*PROBLEM DESCRIPTION*
Copy out each line of the material in which the word "JSON" appears.

A run of records:
----------------
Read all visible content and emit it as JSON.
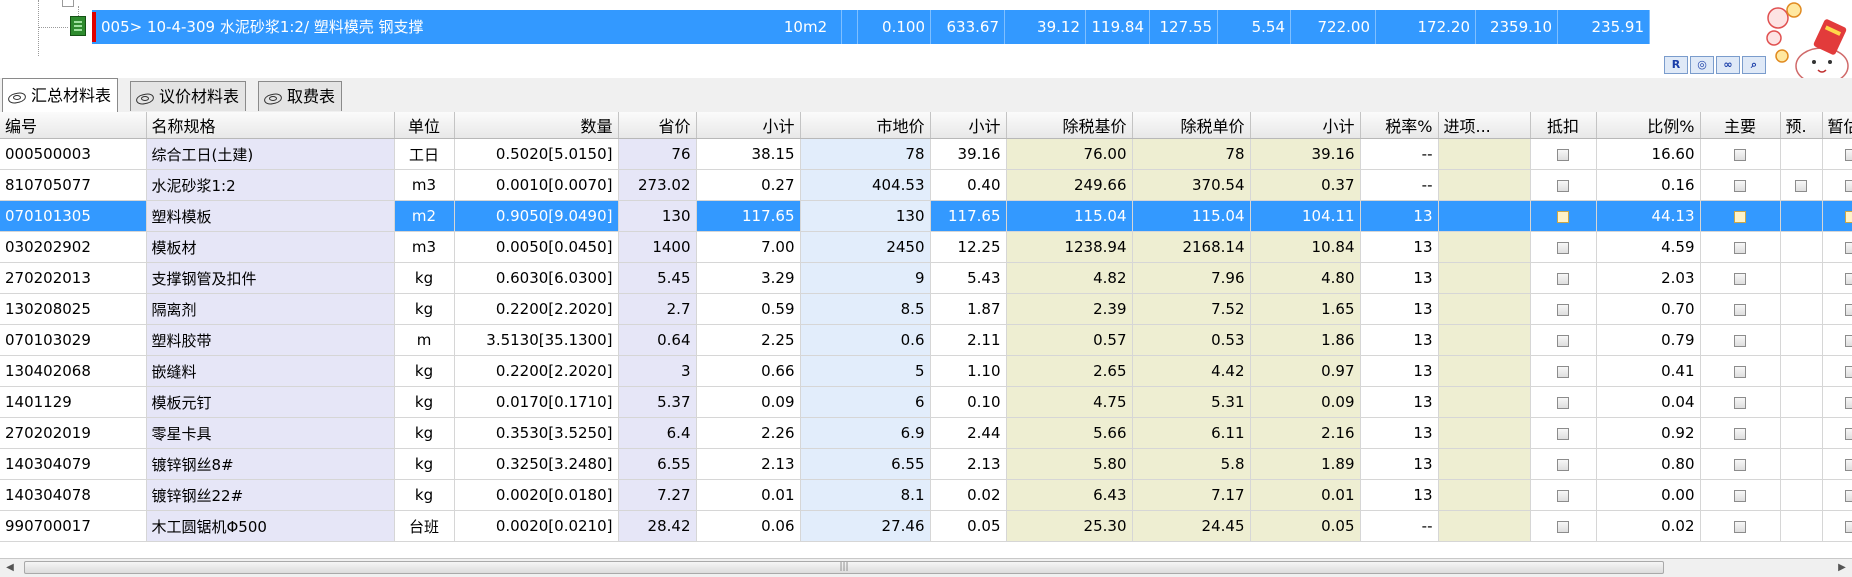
{
  "top_row": {
    "cells": [
      "005> 10-4-309 水泥砂浆1:2/ 塑料模壳 钢支撑",
      "10m2",
      "0.100",
      "633.67",
      "39.12",
      "119.84",
      "127.55",
      "5.54",
      "722.00",
      "172.20",
      "2359.10",
      "235.91"
    ]
  },
  "tabs": [
    {
      "label": "汇总材料表"
    },
    {
      "label": "议价材料表"
    },
    {
      "label": "取费表"
    }
  ],
  "table": {
    "headers": [
      "编号",
      "名称规格",
      "单位",
      "数量",
      "省价",
      "小计",
      "市地价",
      "小计",
      "除税基价",
      "除税单价",
      "小计",
      "税率%",
      "进项...",
      "抵扣",
      "比例%",
      "主要",
      "预.",
      "暂估"
    ],
    "rows": [
      [
        "000500003",
        "综合工日(土建)",
        "工日",
        "0.5020[5.0150]",
        "76",
        "38.15",
        "78",
        "39.16",
        "76.00",
        "78",
        "39.16",
        "--",
        "",
        "",
        "16.60",
        "",
        "",
        ""
      ],
      [
        "810705077",
        "水泥砂浆1:2",
        "m3",
        "0.0010[0.0070]",
        "273.02",
        "0.27",
        "404.53",
        "0.40",
        "249.66",
        "370.54",
        "0.37",
        "--",
        "",
        "",
        "0.16",
        "",
        "",
        ""
      ],
      [
        "070101305",
        "塑料模板",
        "m2",
        "0.9050[9.0490]",
        "130",
        "117.65",
        "130",
        "117.65",
        "115.04",
        "115.04",
        "104.11",
        "13",
        "",
        "",
        "44.13",
        "",
        "",
        ""
      ],
      [
        "030202902",
        "模板材",
        "m3",
        "0.0050[0.0450]",
        "1400",
        "7.00",
        "2450",
        "12.25",
        "1238.94",
        "2168.14",
        "10.84",
        "13",
        "",
        "",
        "4.59",
        "",
        "",
        ""
      ],
      [
        "270202013",
        "支撑钢管及扣件",
        "kg",
        "0.6030[6.0300]",
        "5.45",
        "3.29",
        "9",
        "5.43",
        "4.82",
        "7.96",
        "4.80",
        "13",
        "",
        "",
        "2.03",
        "",
        "",
        ""
      ],
      [
        "130208025",
        "隔离剂",
        "kg",
        "0.2200[2.2020]",
        "2.7",
        "0.59",
        "8.5",
        "1.87",
        "2.39",
        "7.52",
        "1.65",
        "13",
        "",
        "",
        "0.70",
        "",
        "",
        ""
      ],
      [
        "070103029",
        "塑料胶带",
        "m",
        "3.5130[35.1300]",
        "0.64",
        "2.25",
        "0.6",
        "2.11",
        "0.57",
        "0.53",
        "1.86",
        "13",
        "",
        "",
        "0.79",
        "",
        "",
        ""
      ],
      [
        "130402068",
        "嵌缝料",
        "kg",
        "0.2200[2.2020]",
        "3",
        "0.66",
        "5",
        "1.10",
        "2.65",
        "4.42",
        "0.97",
        "13",
        "",
        "",
        "0.41",
        "",
        "",
        ""
      ],
      [
        "1401129",
        "模板元钉",
        "kg",
        "0.0170[0.1710]",
        "5.37",
        "0.09",
        "6",
        "0.10",
        "4.75",
        "5.31",
        "0.09",
        "13",
        "",
        "",
        "0.04",
        "",
        "",
        ""
      ],
      [
        "270202019",
        "零星卡具",
        "kg",
        "0.3530[3.5250]",
        "6.4",
        "2.26",
        "6.9",
        "2.44",
        "5.66",
        "6.11",
        "2.16",
        "13",
        "",
        "",
        "0.92",
        "",
        "",
        ""
      ],
      [
        "140304079",
        "镀锌钢丝8#",
        "kg",
        "0.3250[3.2480]",
        "6.55",
        "2.13",
        "6.55",
        "2.13",
        "5.80",
        "5.8",
        "1.89",
        "13",
        "",
        "",
        "0.80",
        "",
        "",
        ""
      ],
      [
        "140304078",
        "镀锌钢丝22#",
        "kg",
        "0.0020[0.0180]",
        "7.27",
        "0.01",
        "8.1",
        "0.02",
        "6.43",
        "7.17",
        "0.01",
        "13",
        "",
        "",
        "0.00",
        "",
        "",
        ""
      ],
      [
        "990700017",
        "木工圆锯机Φ500",
        "台班",
        "0.0020[0.0210]",
        "28.42",
        "0.06",
        "27.46",
        "0.05",
        "25.30",
        "24.45",
        "0.05",
        "--",
        "",
        "",
        "0.02",
        "",
        "",
        ""
      ]
    ],
    "selected_row": 2
  },
  "mini_tools": [
    "R",
    "◎",
    "∞",
    "⌕"
  ],
  "colors": {
    "selection": "#3399ff",
    "highlight_red": "#e00000",
    "tax_bg": "#eeeed2",
    "lav_bg": "#e6e6f7",
    "blue_bg": "#e2edfb"
  }
}
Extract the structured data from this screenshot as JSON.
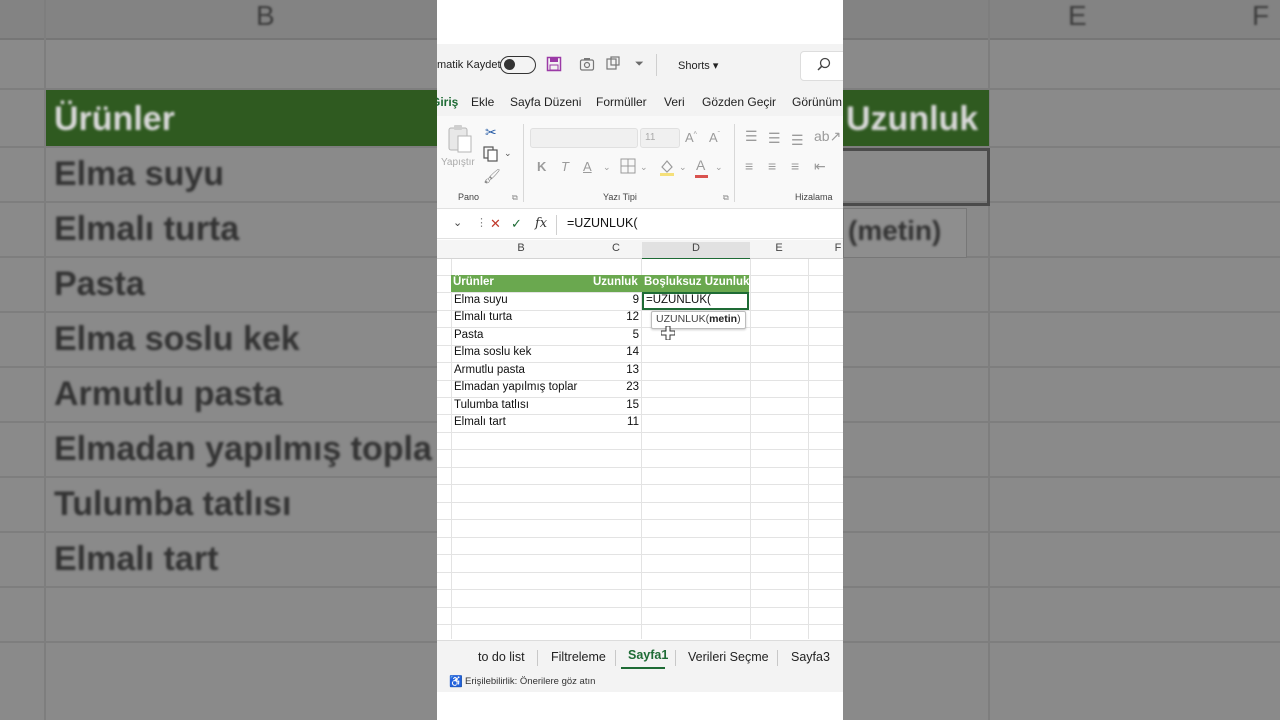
----------------
*EXERCISE RESULT*
Read all visible content and emit it as JSON.
Extract the structured data from this screenshot as JSON.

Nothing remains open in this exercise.